===== Information provided

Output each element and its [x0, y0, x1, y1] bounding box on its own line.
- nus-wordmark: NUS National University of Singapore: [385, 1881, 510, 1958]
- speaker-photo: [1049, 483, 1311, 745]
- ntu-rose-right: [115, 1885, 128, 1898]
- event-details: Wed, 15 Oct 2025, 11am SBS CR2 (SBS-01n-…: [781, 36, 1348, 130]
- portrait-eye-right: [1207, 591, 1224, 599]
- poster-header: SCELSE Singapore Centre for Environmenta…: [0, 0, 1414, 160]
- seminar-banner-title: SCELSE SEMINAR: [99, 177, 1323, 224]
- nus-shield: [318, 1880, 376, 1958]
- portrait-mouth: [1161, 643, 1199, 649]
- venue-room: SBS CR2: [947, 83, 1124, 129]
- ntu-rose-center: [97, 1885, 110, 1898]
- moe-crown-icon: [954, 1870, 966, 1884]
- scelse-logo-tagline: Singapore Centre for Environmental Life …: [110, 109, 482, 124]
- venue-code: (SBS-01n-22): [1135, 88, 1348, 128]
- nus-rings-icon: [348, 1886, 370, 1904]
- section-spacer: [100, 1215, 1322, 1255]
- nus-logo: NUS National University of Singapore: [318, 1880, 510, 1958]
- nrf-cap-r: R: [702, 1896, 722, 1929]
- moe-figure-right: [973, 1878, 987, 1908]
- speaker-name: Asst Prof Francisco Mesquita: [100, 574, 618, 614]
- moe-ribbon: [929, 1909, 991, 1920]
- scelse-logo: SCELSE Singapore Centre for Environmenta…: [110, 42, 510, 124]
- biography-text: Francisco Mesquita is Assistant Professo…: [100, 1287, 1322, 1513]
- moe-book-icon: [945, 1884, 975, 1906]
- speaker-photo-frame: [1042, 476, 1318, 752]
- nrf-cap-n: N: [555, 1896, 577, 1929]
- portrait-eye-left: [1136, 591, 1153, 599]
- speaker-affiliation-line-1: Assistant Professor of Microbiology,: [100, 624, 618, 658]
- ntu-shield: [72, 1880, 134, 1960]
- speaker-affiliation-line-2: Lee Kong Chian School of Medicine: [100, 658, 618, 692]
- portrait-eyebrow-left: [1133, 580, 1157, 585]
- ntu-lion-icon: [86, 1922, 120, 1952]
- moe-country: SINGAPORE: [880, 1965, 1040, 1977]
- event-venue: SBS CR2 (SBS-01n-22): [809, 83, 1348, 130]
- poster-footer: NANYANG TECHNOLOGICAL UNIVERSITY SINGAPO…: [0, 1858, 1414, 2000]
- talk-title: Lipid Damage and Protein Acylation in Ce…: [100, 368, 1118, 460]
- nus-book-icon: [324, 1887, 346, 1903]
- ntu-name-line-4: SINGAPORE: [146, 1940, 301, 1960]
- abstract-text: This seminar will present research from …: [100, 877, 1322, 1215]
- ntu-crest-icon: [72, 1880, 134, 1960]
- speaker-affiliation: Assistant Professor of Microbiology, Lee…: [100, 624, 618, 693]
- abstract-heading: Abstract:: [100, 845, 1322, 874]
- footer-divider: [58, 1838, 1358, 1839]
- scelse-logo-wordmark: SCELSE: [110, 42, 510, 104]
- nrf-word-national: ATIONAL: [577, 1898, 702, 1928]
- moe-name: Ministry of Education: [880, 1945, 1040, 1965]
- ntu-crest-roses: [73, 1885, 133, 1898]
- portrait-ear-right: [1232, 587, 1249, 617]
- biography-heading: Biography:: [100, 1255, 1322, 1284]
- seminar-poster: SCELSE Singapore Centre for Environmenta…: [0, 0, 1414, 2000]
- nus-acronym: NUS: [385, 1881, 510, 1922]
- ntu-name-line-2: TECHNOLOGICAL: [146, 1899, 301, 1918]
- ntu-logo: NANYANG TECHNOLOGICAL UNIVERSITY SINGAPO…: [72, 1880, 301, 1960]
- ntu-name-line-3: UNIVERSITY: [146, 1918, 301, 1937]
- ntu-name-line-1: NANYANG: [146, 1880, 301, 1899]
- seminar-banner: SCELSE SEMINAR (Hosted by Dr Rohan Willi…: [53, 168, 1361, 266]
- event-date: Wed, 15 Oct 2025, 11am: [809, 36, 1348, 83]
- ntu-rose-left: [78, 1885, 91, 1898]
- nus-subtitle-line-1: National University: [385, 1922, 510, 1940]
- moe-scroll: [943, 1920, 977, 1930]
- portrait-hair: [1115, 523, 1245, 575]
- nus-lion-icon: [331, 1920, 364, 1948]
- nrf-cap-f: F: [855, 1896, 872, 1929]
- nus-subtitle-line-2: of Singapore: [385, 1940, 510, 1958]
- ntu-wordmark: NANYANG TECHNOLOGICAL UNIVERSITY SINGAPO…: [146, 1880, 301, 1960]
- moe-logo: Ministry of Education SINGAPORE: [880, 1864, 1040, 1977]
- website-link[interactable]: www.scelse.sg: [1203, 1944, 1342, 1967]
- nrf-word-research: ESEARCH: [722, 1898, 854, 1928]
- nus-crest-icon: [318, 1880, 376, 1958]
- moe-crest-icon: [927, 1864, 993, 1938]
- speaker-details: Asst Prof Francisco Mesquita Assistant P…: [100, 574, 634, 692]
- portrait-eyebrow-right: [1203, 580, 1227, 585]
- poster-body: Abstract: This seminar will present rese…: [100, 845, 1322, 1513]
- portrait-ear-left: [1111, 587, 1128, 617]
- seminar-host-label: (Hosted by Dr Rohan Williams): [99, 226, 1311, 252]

==========

• Task instructions
Examine the entries and say how many of their lines hold the word "research". No other words should accompany the number.

• Worked solution
2